__Data to use__:
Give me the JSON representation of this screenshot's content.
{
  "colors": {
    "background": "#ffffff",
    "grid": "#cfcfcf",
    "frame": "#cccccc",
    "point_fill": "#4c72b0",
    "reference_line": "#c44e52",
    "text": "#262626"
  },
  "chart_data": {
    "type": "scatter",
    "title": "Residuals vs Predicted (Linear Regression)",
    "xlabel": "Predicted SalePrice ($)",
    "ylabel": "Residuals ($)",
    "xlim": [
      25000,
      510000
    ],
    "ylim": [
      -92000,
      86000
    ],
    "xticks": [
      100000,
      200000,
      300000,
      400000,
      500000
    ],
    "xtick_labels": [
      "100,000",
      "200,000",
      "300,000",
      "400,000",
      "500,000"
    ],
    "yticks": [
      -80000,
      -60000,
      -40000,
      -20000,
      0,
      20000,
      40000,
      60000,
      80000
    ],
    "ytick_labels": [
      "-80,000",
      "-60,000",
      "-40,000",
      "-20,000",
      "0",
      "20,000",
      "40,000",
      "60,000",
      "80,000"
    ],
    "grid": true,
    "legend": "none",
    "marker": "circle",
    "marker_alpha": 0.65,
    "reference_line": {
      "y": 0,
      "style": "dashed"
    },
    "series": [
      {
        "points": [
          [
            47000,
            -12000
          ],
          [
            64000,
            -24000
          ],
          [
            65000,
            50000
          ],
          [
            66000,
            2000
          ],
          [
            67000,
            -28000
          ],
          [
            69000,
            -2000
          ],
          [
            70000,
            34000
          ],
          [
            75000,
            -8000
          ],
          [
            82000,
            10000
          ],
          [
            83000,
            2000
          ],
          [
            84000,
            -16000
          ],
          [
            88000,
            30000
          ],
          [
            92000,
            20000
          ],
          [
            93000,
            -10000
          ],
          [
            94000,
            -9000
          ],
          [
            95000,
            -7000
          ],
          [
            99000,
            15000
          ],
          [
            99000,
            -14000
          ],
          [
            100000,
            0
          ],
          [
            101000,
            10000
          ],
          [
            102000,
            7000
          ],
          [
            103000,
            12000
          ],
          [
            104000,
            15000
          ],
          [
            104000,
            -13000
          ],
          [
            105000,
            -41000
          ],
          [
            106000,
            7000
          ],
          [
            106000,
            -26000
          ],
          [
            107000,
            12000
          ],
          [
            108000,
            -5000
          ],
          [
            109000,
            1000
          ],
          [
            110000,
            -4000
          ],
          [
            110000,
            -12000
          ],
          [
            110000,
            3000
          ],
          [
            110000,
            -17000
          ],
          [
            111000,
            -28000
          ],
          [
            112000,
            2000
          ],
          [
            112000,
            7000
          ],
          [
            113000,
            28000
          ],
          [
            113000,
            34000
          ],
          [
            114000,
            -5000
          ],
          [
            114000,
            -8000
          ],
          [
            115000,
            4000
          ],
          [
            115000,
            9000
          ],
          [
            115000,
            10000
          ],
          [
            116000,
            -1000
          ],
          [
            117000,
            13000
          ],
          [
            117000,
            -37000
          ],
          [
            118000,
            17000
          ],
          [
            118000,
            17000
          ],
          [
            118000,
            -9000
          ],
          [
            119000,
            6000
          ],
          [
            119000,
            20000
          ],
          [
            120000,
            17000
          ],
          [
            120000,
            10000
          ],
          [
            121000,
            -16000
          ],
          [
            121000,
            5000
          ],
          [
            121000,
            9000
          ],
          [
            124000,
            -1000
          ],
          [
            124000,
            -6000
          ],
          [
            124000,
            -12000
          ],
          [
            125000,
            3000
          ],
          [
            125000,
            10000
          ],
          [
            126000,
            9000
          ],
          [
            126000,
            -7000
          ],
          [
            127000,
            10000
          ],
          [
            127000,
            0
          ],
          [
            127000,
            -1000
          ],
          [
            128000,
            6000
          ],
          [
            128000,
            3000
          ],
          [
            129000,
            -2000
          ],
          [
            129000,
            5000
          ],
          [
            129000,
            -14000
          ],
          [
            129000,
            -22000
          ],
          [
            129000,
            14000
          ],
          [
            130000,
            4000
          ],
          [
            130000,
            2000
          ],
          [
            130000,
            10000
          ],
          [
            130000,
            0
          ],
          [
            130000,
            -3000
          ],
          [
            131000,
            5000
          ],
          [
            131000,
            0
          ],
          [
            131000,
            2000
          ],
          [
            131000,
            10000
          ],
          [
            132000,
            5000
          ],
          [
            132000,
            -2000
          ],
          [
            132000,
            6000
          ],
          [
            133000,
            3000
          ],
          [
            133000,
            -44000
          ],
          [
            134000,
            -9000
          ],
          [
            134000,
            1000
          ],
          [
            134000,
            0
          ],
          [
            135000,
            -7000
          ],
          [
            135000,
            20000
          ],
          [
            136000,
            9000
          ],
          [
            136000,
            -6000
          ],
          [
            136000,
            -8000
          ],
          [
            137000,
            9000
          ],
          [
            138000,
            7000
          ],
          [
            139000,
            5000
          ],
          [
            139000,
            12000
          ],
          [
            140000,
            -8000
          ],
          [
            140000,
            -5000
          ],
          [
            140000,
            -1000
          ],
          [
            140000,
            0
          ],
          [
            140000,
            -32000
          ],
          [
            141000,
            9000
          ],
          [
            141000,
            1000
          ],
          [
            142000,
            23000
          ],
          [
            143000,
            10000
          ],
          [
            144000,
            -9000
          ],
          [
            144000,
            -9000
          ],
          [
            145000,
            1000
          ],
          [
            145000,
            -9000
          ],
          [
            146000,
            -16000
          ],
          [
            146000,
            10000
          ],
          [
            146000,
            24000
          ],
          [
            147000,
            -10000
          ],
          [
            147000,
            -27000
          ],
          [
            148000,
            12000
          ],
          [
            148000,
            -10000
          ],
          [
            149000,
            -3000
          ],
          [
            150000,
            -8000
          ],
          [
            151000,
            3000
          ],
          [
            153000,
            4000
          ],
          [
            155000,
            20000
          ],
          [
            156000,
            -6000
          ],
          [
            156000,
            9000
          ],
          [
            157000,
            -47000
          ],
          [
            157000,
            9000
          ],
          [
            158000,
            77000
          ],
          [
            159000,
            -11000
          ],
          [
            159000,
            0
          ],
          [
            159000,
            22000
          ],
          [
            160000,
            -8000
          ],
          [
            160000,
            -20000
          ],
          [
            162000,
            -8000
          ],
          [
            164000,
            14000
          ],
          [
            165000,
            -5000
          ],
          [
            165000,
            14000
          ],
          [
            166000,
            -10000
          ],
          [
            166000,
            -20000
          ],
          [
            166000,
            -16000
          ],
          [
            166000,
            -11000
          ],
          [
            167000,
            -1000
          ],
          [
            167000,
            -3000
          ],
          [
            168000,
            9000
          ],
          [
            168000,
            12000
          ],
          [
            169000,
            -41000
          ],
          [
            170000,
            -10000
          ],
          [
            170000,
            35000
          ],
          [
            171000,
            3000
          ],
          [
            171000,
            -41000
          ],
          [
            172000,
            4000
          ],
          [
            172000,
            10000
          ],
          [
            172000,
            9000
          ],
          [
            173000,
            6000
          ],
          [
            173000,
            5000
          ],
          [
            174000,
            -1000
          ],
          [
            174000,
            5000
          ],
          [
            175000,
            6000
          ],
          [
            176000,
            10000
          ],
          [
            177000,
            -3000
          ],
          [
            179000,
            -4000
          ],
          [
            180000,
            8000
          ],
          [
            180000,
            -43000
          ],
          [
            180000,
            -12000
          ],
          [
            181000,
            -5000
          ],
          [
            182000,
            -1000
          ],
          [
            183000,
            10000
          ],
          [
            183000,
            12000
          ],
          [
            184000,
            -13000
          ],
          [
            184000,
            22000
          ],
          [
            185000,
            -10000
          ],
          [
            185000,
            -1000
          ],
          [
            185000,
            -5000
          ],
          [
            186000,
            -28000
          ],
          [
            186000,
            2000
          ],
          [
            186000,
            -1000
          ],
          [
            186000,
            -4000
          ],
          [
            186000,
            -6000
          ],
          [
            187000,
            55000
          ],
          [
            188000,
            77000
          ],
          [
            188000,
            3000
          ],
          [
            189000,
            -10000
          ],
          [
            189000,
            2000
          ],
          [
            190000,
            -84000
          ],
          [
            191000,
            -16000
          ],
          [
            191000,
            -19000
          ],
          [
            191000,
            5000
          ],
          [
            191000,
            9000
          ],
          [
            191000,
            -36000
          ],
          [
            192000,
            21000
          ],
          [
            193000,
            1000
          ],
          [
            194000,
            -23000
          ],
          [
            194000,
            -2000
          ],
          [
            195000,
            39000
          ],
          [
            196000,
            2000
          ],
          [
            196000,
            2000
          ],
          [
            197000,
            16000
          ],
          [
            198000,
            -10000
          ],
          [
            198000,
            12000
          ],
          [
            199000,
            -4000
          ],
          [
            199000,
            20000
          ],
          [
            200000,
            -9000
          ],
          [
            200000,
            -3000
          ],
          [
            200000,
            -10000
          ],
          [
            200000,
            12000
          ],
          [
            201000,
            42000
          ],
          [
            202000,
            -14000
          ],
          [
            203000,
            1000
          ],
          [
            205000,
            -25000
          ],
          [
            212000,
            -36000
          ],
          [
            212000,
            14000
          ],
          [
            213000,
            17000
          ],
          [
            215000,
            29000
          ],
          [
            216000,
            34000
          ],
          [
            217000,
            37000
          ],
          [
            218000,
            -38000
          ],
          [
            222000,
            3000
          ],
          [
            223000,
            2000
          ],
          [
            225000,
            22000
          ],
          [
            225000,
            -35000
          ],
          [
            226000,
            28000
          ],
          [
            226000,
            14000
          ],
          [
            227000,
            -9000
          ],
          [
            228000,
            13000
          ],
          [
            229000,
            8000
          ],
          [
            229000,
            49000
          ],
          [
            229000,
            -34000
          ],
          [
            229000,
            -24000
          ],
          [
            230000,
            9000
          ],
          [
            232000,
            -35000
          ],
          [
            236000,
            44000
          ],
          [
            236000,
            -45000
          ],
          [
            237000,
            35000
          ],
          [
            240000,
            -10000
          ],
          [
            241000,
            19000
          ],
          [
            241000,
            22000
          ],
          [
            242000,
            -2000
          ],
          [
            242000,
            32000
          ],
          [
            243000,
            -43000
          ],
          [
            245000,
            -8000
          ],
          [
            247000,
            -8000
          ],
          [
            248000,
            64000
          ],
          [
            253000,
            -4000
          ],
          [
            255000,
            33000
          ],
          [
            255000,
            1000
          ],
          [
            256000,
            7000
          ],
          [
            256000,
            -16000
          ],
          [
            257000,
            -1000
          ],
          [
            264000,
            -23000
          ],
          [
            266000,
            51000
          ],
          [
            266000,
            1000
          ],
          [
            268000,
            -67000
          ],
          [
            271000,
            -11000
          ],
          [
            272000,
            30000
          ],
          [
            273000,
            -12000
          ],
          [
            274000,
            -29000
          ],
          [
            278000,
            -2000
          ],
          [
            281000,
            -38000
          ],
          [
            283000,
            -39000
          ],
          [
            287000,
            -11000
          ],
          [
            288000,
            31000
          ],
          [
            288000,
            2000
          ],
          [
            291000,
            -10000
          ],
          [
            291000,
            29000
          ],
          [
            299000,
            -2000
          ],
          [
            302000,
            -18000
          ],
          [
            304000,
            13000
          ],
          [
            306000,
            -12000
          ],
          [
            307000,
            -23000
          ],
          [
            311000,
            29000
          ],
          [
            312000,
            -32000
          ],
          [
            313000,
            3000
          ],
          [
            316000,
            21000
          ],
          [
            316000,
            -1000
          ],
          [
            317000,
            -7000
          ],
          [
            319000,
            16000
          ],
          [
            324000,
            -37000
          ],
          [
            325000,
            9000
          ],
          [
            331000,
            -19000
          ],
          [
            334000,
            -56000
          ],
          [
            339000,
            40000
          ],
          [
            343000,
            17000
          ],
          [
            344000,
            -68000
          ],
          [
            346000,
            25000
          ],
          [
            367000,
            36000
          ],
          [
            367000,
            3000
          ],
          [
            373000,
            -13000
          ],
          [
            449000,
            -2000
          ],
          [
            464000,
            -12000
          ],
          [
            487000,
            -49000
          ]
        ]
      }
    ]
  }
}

__What is asked__:
Say how many lines of the data include the word "Predicted". Respond with the number alone.

__Full response__:
2